▸ Dataset entries
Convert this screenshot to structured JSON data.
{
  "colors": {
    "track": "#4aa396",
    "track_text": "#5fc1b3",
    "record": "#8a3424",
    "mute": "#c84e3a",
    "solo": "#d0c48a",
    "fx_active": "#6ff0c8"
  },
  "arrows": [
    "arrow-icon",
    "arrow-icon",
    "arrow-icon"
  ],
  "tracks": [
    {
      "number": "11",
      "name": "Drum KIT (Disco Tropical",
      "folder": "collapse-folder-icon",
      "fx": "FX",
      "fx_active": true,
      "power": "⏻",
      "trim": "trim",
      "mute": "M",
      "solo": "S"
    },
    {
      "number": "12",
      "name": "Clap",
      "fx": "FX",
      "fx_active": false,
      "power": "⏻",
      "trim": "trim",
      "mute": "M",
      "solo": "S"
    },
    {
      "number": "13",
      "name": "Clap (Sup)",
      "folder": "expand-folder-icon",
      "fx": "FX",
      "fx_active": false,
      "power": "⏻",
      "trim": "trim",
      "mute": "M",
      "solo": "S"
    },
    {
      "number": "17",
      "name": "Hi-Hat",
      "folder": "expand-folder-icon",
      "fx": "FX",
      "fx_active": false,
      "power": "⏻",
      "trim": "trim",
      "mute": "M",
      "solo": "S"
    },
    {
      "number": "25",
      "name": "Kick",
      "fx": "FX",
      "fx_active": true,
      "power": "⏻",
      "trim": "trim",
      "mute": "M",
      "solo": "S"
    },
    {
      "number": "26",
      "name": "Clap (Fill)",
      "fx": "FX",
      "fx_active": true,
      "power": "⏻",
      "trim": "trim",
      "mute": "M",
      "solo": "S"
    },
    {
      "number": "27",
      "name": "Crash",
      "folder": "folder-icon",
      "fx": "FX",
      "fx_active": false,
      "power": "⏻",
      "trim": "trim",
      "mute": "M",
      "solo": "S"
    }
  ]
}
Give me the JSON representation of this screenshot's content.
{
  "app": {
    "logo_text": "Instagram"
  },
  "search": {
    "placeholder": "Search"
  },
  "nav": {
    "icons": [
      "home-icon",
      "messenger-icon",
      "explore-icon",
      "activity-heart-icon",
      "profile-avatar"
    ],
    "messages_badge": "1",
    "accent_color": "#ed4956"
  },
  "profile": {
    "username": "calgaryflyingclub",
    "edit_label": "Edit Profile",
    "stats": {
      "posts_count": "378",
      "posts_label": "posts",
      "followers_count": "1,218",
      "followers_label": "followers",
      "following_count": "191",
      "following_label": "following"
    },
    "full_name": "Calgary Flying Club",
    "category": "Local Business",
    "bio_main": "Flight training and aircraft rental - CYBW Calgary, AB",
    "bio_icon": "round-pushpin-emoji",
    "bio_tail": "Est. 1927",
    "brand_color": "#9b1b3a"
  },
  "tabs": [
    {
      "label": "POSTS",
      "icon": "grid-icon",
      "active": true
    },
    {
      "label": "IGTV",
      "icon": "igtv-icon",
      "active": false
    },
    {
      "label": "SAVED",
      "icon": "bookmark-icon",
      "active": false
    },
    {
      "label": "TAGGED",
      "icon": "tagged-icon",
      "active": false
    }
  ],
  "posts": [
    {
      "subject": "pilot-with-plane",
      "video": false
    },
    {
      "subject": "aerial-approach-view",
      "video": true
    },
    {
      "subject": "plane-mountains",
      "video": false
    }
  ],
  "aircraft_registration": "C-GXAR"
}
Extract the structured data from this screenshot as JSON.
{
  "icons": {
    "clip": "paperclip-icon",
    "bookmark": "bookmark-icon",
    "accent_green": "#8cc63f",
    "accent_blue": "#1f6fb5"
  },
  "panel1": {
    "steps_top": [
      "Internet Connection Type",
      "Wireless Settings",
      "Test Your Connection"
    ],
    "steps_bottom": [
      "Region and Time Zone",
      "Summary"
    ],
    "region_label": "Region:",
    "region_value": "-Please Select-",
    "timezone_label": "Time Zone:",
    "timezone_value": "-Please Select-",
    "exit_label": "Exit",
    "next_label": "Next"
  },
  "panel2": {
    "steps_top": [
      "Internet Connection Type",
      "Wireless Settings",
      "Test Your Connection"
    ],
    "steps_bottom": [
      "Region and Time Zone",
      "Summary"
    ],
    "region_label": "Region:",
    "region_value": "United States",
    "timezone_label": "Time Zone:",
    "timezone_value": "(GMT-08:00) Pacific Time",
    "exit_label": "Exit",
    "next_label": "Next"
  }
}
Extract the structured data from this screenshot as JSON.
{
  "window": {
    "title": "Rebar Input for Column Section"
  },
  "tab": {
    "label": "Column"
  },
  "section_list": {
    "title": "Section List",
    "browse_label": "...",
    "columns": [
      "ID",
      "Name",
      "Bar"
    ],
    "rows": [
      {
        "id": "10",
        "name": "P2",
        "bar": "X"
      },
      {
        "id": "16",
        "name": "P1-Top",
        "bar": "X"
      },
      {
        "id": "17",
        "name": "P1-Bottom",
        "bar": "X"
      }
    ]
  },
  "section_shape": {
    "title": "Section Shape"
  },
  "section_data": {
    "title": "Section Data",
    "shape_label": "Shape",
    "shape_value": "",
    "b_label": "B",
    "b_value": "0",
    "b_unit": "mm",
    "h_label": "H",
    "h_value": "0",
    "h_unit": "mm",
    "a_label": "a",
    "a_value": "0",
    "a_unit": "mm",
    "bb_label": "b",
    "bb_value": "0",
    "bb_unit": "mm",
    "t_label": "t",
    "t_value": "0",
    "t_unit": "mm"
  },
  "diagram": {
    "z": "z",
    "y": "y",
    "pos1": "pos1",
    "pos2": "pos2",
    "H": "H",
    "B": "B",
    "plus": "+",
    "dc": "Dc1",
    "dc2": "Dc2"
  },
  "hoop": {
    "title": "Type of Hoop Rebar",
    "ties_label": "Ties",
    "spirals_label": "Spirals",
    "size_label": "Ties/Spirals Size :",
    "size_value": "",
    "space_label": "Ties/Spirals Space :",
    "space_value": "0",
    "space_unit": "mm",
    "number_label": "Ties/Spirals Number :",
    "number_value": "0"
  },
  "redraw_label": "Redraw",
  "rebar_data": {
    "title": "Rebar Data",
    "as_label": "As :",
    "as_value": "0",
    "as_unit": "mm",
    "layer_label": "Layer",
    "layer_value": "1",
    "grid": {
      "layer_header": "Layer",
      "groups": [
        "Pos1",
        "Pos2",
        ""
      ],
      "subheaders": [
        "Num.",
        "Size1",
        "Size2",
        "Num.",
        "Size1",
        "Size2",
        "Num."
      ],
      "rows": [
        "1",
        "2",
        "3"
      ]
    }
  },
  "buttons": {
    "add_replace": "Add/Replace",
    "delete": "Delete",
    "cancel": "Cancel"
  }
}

▸ Problem to solve
Give all the entries again exactly; leave none out.

▸ Solved problem
Convert this screenshot to structured JSON data.
{
  "colors": {
    "track": "#4aa396",
    "track_text": "#5fc1b3",
    "record": "#8a3424",
    "mute": "#c84e3a",
    "solo": "#d0c48a",
    "fx_active": "#6ff0c8"
  },
  "arrows": [
    "arrow-icon",
    "arrow-icon",
    "arrow-icon"
  ],
  "tracks": [
    {
      "number": "11",
      "name": "Drum KIT (Disco Tropical",
      "folder": "collapse-folder-icon",
      "fx": "FX",
      "fx_active": true,
      "power": "⏻",
      "trim": "trim",
      "mute": "M",
      "solo": "S"
    },
    {
      "number": "12",
      "name": "Clap",
      "fx": "FX",
      "fx_active": false,
      "power": "⏻",
      "trim": "trim",
      "mute": "M",
      "solo": "S"
    },
    {
      "number": "13",
      "name": "Clap (Sup)",
      "folder": "expand-folder-icon",
      "fx": "FX",
      "fx_active": false,
      "power": "⏻",
      "trim": "trim",
      "mute": "M",
      "solo": "S"
    },
    {
      "number": "17",
      "name": "Hi-Hat",
      "folder": "expand-folder-icon",
      "fx": "FX",
      "fx_active": false,
      "power": "⏻",
      "trim": "trim",
      "mute": "M",
      "solo": "S"
    },
    {
      "number": "25",
      "name": "Kick",
      "fx": "FX",
      "fx_active": true,
      "power": "⏻",
      "trim": "trim",
      "mute": "M",
      "solo": "S"
    },
    {
      "number": "26",
      "name": "Clap (Fill)",
      "fx": "FX",
      "fx_active": true,
      "power": "⏻",
      "trim": "trim",
      "mute": "M",
      "solo": "S"
    },
    {
      "number": "27",
      "name": "Crash",
      "folder": "folder-icon",
      "fx": "FX",
      "fx_active": false,
      "power": "⏻",
      "trim": "trim",
      "mute": "M",
      "solo": "S"
    }
  ]
}
Give me the JSON representation of this screenshot's content.
{
  "app": {
    "logo_text": "Instagram"
  },
  "search": {
    "placeholder": "Search"
  },
  "nav": {
    "icons": [
      "home-icon",
      "messenger-icon",
      "explore-icon",
      "activity-heart-icon",
      "profile-avatar"
    ],
    "messages_badge": "1",
    "accent_color": "#ed4956"
  },
  "profile": {
    "username": "calgaryflyingclub",
    "edit_label": "Edit Profile",
    "stats": {
      "posts_count": "378",
      "posts_label": "posts",
      "followers_count": "1,218",
      "followers_label": "followers",
      "following_count": "191",
      "following_label": "following"
    },
    "full_name": "Calgary Flying Club",
    "category": "Local Business",
    "bio_main": "Flight training and aircraft rental - CYBW Calgary, AB",
    "bio_icon": "round-pushpin-emoji",
    "bio_tail": "Est. 1927",
    "brand_color": "#9b1b3a"
  },
  "tabs": [
    {
      "label": "POSTS",
      "icon": "grid-icon",
      "active": true
    },
    {
      "label": "IGTV",
      "icon": "igtv-icon",
      "active": false
    },
    {
      "label": "SAVED",
      "icon": "bookmark-icon",
      "active": false
    },
    {
      "label": "TAGGED",
      "icon": "tagged-icon",
      "active": false
    }
  ],
  "posts": [
    {
      "subject": "pilot-with-plane",
      "video": false
    },
    {
      "subject": "aerial-approach-view",
      "video": true
    },
    {
      "subject": "plane-mountains",
      "video": false
    }
  ],
  "aircraft_registration": "C-GXAR"
}
Extract the structured data from this screenshot as JSON.
{
  "icons": {
    "clip": "paperclip-icon",
    "bookmark": "bookmark-icon",
    "accent_green": "#8cc63f",
    "accent_blue": "#1f6fb5"
  },
  "panel1": {
    "steps_top": [
      "Internet Connection Type",
      "Wireless Settings",
      "Test Your Connection"
    ],
    "steps_bottom": [
      "Region and Time Zone",
      "Summary"
    ],
    "region_label": "Region:",
    "region_value": "-Please Select-",
    "timezone_label": "Time Zone:",
    "timezone_value": "-Please Select-",
    "exit_label": "Exit",
    "next_label": "Next"
  },
  "panel2": {
    "steps_top": [
      "Internet Connection Type",
      "Wireless Settings",
      "Test Your Connection"
    ],
    "steps_bottom": [
      "Region and Time Zone",
      "Summary"
    ],
    "region_label": "Region:",
    "region_value": "United States",
    "timezone_label": "Time Zone:",
    "timezone_value": "(GMT-08:00) Pacific Time",
    "exit_label": "Exit",
    "next_label": "Next"
  }
}
Extract the structured data from this screenshot as JSON.
{
  "window": {
    "title": "Rebar Input for Column Section"
  },
  "tab": {
    "label": "Column"
  },
  "section_list": {
    "title": "Section List",
    "browse_label": "...",
    "columns": [
      "ID",
      "Name",
      "Bar"
    ],
    "rows": [
      {
        "id": "10",
        "name": "P2",
        "bar": "X"
      },
      {
        "id": "16",
        "name": "P1-Top",
        "bar": "X"
      },
      {
        "id": "17",
        "name": "P1-Bottom",
        "bar": "X"
      }
    ]
  },
  "section_shape": {
    "title": "Section Shape"
  },
  "section_data": {
    "title": "Section Data",
    "shape_label": "Shape",
    "shape_value": "",
    "b_label": "B",
    "b_value": "0",
    "b_unit": "mm",
    "h_label": "H",
    "h_value": "0",
    "h_unit": "mm",
    "a_label": "a",
    "a_value": "0",
    "a_unit": "mm",
    "bb_label": "b",
    "bb_value": "0",
    "bb_unit": "mm",
    "t_label": "t",
    "t_value": "0",
    "t_unit": "mm"
  },
  "diagram": {
    "z": "z",
    "y": "y",
    "pos1": "pos1",
    "pos2": "pos2",
    "H": "H",
    "B": "B",
    "plus": "+",
    "dc": "Dc1",
    "dc2": "Dc2"
  },
  "hoop": {
    "title": "Type of Hoop Rebar",
    "ties_label": "Ties",
    "spirals_label": "Spirals",
    "size_label": "Ties/Spirals Size :",
    "size_value": "",
    "space_label": "Ties/Spirals Space :",
    "space_value": "0",
    "space_unit": "mm",
    "number_label": "Ties/Spirals Number :",
    "number_value": "0"
  },
  "redraw_label": "Redraw",
  "rebar_data": {
    "title": "Rebar Data",
    "as_label": "As :",
    "as_value": "0",
    "as_unit": "mm",
    "layer_label": "Layer",
    "layer_value": "1",
    "grid": {
      "layer_header": "Layer",
      "groups": [
        "Pos1",
        "Pos2",
        ""
      ],
      "subheaders": [
        "Num.",
        "Size1",
        "Size2",
        "Num.",
        "Size1",
        "Size2",
        "Num."
      ],
      "rows": [
        "1",
        "2",
        "3"
      ]
    }
  },
  "buttons": {
    "add_replace": "Add/Replace",
    "delete": "Delete",
    "cancel": "Cancel"
  }
}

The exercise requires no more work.